According to the present invention, the spacer element particles 24 and the light-scattering element particles 22 are non-integral with the cover 12 or substrate 10 and are separately formed before they are applied between the cover 12 and the OLED 11 in the gap 32, that is the spacer element particles 24 and the light-scattering element particles 22 are not formed, for example, by lithographic or evaporative materials processes used to make the OLED material 11, electrodes 14 and 18, or thin-film silicon components as are found in active-matrix display devices. As employed in the present invention, the spacer element particles 24 and the light-scattering element particles 22 are separately formed and located in the gap 32 after the cover 12 is formed and the OLED 11 is formed on the substrate 10. The spacer element particles 24 are particles of material, not continuous films, used to either absorb mechanical stress applied between the cover 12 and the substrate 10 or to redirect the applied stress to areas of the OLED device that are not as sensitive or easily damaged. In particular, the spacer element particles 24 are not lithographically formed from materials used to construct or process layers on the substrate 10, for example thin-film electronic components, passivation layers, and electrodes made of various forms of silicon (LTPS, amorphous), silicon dioxide or silicon nitride, and metals or metal oxides, or metal alloys. Likewise, the light-scattering element particles 22 may be diffusive particles, rather than a continuous film but maybe formed in a layer. Both the spacer element particles 24 and the light-scattering element particles 22 may be deposited in a matrix material, for example a polymer.

The spacer element particles 24 may be rigid or flexible, and may take a variety of shapes, for example spheres, cylinders, or have a random shape, but it is understood that the shapes are not limited thereto. Spherical shapes may have advantages in deposition, while cylinders may have optical advantages and random shapes may provide useful optical diffusion. In order to effectively space the OLED 11 from the cover 12 and provide a useful optical structure as discussed

in USSN 11/065,082 referred to above, the spacer element particles 24 preferably have a radius or form a layer thickness of at least one micron. The spacer element particles 24 may comprise metals, metal alloys, metal oxides, for example including titanium, for example titanium dioxide, indium tin oxide, or indium zinc oxide, or be formed from a variety of polymers, including electrically conductive polymers. In order to effectively scatter visible light as discussed in USSN 11/065,082 referred to above, the light-scattering element particles 22 preferably have a radius or form a layer thickness greater than 0.1 microns.
*****
**Set exercise:** Repeat, word for word, the part of the passage on OLED spacer particles that opens with the words containing "in USSN 11/065,082 referred to above, the spacer" and closes with "than 0.1 microns.". The records have no connection to the passage on OLED spacer particles.
*****
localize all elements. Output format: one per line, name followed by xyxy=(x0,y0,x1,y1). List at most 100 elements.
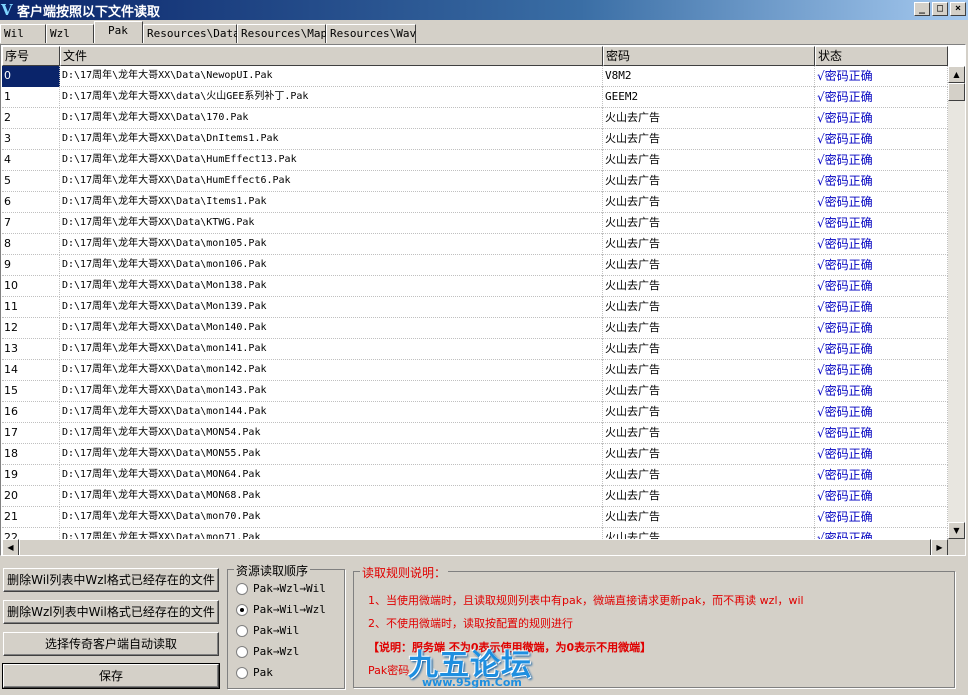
title-bar: V 客户端按照以下文件读取 _ □ × xyxy=(0,0,968,20)
radio-dot-icon[interactable] xyxy=(236,582,248,595)
row-status: √密码正确 xyxy=(815,150,948,171)
row-file: D:\17周年\龙年大哥XX\Data\mon142.Pak xyxy=(60,360,603,381)
table-row[interactable]: 14 D:\17周年\龙年大哥XX\Data\mon142.Pak 火山去广告 √密码… xyxy=(2,360,948,381)
row-file: D:\17周年\龙年大哥XX\Data\mon106.Pak xyxy=(60,255,603,276)
tab-wzl[interactable]: Wzl xyxy=(46,24,94,43)
radio-label: Pak→Wzl xyxy=(253,645,300,658)
tab-pak[interactable]: Pak xyxy=(94,21,143,43)
radio-dot-selected-icon[interactable] xyxy=(236,603,248,616)
radio-pak-wzl-wil[interactable]: Pak→Wzl→Wil xyxy=(236,582,326,595)
table-row[interactable]: 5 D:\17周年\龙年大哥XX\Data\HumEffect6.Pak 火山去广告… xyxy=(2,171,948,192)
close-button[interactable]: × xyxy=(950,2,966,16)
radio-label: Pak→Wzl→Wil xyxy=(253,582,326,595)
table-row[interactable]: 16 D:\17周年\龙年大哥XX\Data\mon144.Pak 火山去广告 √密码… xyxy=(2,402,948,423)
row-index: 12 xyxy=(2,318,60,339)
row-file: D:\17周年\龙年大哥XX\Data\mon70.Pak xyxy=(60,507,603,528)
table-row[interactable]: 3 D:\17周年\龙年大哥XX\Data\DnItems1.Pak 火山去广告 √密… xyxy=(2,129,948,150)
table-row[interactable]: 1 D:\17周年\龙年大哥XX\data\火山GEE系列补丁.Pak GEEM2 √… xyxy=(2,87,948,108)
tab-resources-wav[interactable]: Resources\Wav xyxy=(326,24,416,43)
table-row[interactable]: 18 D:\17周年\龙年大哥XX\Data\MON55.Pak 火山去广告 √密码正… xyxy=(2,444,948,465)
auto-read-client-button[interactable]: 选择传奇客户端自动读取 xyxy=(3,632,219,656)
maximize-button[interactable]: □ xyxy=(932,2,948,16)
table-row[interactable]: 11 D:\17周年\龙年大哥XX\Data\Mon139.Pak 火山去广告 √密码… xyxy=(2,297,948,318)
table-row[interactable]: 2 D:\17周年\龙年大哥XX\Data\170.Pak 火山去广告 √密码正确 xyxy=(2,108,948,129)
row-index: 11 xyxy=(2,297,60,318)
table-row[interactable]: 7 D:\17周年\龙年大哥XX\Data\KTWG.Pak 火山去广告 √密码正确 xyxy=(2,213,948,234)
radio-dot-icon[interactable] xyxy=(236,666,248,679)
column-header-status[interactable]: 状态 xyxy=(815,46,948,66)
row-index: 1 xyxy=(2,87,60,108)
radio-label: Pak→Wil→Wzl xyxy=(253,603,326,616)
horizontal-scrollbar[interactable]: ◀ ▶ xyxy=(2,539,948,555)
delete-wil-duplicates-button[interactable]: 删除Wil列表中Wzl格式已经存在的文件 xyxy=(3,568,219,592)
row-file: D:\17周年\龙年大哥XX\Data\MON54.Pak xyxy=(60,423,603,444)
file-list[interactable]: 序号 文件 密码 状态 0 D:\17周年\龙年大哥XX\Data\NewopUI… xyxy=(0,44,966,556)
row-file: D:\17周年\龙年大哥XX\Data\Mon139.Pak xyxy=(60,297,603,318)
table-row[interactable]: 6 D:\17周年\龙年大哥XX\Data\Items1.Pak 火山去广告 √密码正… xyxy=(2,192,948,213)
minimize-button[interactable]: _ xyxy=(914,2,930,16)
row-status: √密码正确 xyxy=(815,192,948,213)
delete-wzl-duplicates-button[interactable]: 删除Wzl列表中Wil格式已经存在的文件 xyxy=(3,600,219,624)
scroll-left-icon[interactable]: ◀ xyxy=(2,539,19,555)
tab-resources-data[interactable]: Resources\Data xyxy=(143,24,240,43)
row-status: √密码正确 xyxy=(815,423,948,444)
horizontal-scroll-thumb[interactable] xyxy=(19,539,931,555)
tab-resources-map[interactable]: Resources\Map xyxy=(237,24,327,43)
row-status: √密码正确 xyxy=(815,339,948,360)
row-status: √密码正确 xyxy=(815,87,948,108)
row-index: 2 xyxy=(2,108,60,129)
row-password: 火山去广告 xyxy=(603,171,815,192)
row-status: √密码正确 xyxy=(815,486,948,507)
table-row[interactable]: 20 D:\17周年\龙年大哥XX\Data\MON68.Pak 火山去广告 √密码正… xyxy=(2,486,948,507)
row-password: 火山去广告 xyxy=(603,507,815,528)
scroll-up-icon[interactable]: ▲ xyxy=(948,66,965,83)
rules-title: 读取规则说明： xyxy=(360,564,449,581)
save-button[interactable]: 保存 xyxy=(2,663,220,689)
scroll-right-icon[interactable]: ▶ xyxy=(931,539,948,555)
table-row[interactable]: 4 D:\17周年\龙年大哥XX\Data\HumEffect13.Pak 火山去广… xyxy=(2,150,948,171)
window-title: 客户端按照以下文件读取 xyxy=(17,4,161,20)
table-row[interactable]: 8 D:\17周年\龙年大哥XX\Data\mon105.Pak 火山去广告 √密码正… xyxy=(2,234,948,255)
row-file: D:\17周年\龙年大哥XX\Data\Items1.Pak xyxy=(60,192,603,213)
row-password: 火山去广告 xyxy=(603,465,815,486)
vertical-scroll-thumb[interactable] xyxy=(948,83,965,101)
app-icon: V xyxy=(1,1,13,19)
table-row[interactable]: 9 D:\17周年\龙年大哥XX\Data\mon106.Pak 火山去广告 √密码正… xyxy=(2,255,948,276)
table-row[interactable]: 19 D:\17周年\龙年大哥XX\Data\MON64.Pak 火山去广告 √密码正… xyxy=(2,465,948,486)
column-header-file[interactable]: 文件 xyxy=(60,46,603,66)
watermark-url: www.95gm.Com xyxy=(422,676,522,689)
radio-dot-icon[interactable] xyxy=(236,645,248,658)
radio-pak-wzl[interactable]: Pak→Wzl xyxy=(236,645,299,658)
row-file: D:\17周年\龙年大哥XX\Data\mon144.Pak xyxy=(60,402,603,423)
row-file: D:\17周年\龙年大哥XX\Data\mon143.Pak xyxy=(60,381,603,402)
column-header-password[interactable]: 密码 xyxy=(603,46,815,66)
table-row[interactable]: 17 D:\17周年\龙年大哥XX\Data\MON54.Pak 火山去广告 √密码正… xyxy=(2,423,948,444)
table-row[interactable]: 15 D:\17周年\龙年大哥XX\Data\mon143.Pak 火山去广告 √密码… xyxy=(2,381,948,402)
column-header-index[interactable]: 序号 xyxy=(2,46,60,66)
tab-wil[interactable]: Wil xyxy=(0,24,46,43)
row-status: √密码正确 xyxy=(815,381,948,402)
row-password: 火山去广告 xyxy=(603,129,815,150)
table-row[interactable]: 0 D:\17周年\龙年大哥XX\Data\NewopUI.Pak V8M2 √密码正… xyxy=(2,66,948,87)
table-row[interactable]: 12 D:\17周年\龙年大哥XX\Data\Mon140.Pak 火山去广告 √密码… xyxy=(2,318,948,339)
row-password: 火山去广告 xyxy=(603,402,815,423)
tab-strip: Wil Wzl Pak Resources\Data Resources\Map… xyxy=(0,21,968,43)
row-index: 5 xyxy=(2,171,60,192)
row-status: √密码正确 xyxy=(815,297,948,318)
radio-dot-icon[interactable] xyxy=(236,624,248,637)
row-index: 21 xyxy=(2,507,60,528)
row-password: 火山去广告 xyxy=(603,360,815,381)
scroll-down-icon[interactable]: ▼ xyxy=(948,522,965,539)
table-row[interactable]: 10 D:\17周年\龙年大哥XX\Data\Mon138.Pak 火山去广告 √密码… xyxy=(2,276,948,297)
radio-pak-wil-wzl[interactable]: Pak→Wil→Wzl xyxy=(236,603,326,616)
table-row[interactable]: 13 D:\17周年\龙年大哥XX\Data\mon141.Pak 火山去广告 √密码… xyxy=(2,339,948,360)
row-password: 火山去广告 xyxy=(603,444,815,465)
radio-pak-wil[interactable]: Pak→Wil xyxy=(236,624,299,637)
row-file: D:\17周年\龙年大哥XX\Data\mon141.Pak xyxy=(60,339,603,360)
row-index: 18 xyxy=(2,444,60,465)
radio-pak[interactable]: Pak xyxy=(236,666,273,679)
row-status: √密码正确 xyxy=(815,129,948,150)
vertical-scrollbar[interactable]: ▲ ▼ xyxy=(948,66,965,539)
table-row[interactable]: 21 D:\17周年\龙年大哥XX\Data\mon70.Pak 火山去广告 √密码正… xyxy=(2,507,948,528)
scroll-corner xyxy=(948,539,965,555)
*****
**Output of the task:**
in USSN 11/065,082 referred to above, the spacer element particles 24 preferably have a radius or form a layer thickness of at least one micron. The spacer element particles 24 may comprise metals, metal alloys, metal oxides, for example including titanium, for example titanium dioxide, indium tin oxide, or indium zinc oxide, or be formed from a variety of polymers, including electrically conductive polymers. In order to effectively scatter visible light as discussed in USSN 11/065,082 referred to above, the light-scattering element particles 22 preferably have a radius or form a layer thickness greater than 0.1 microns.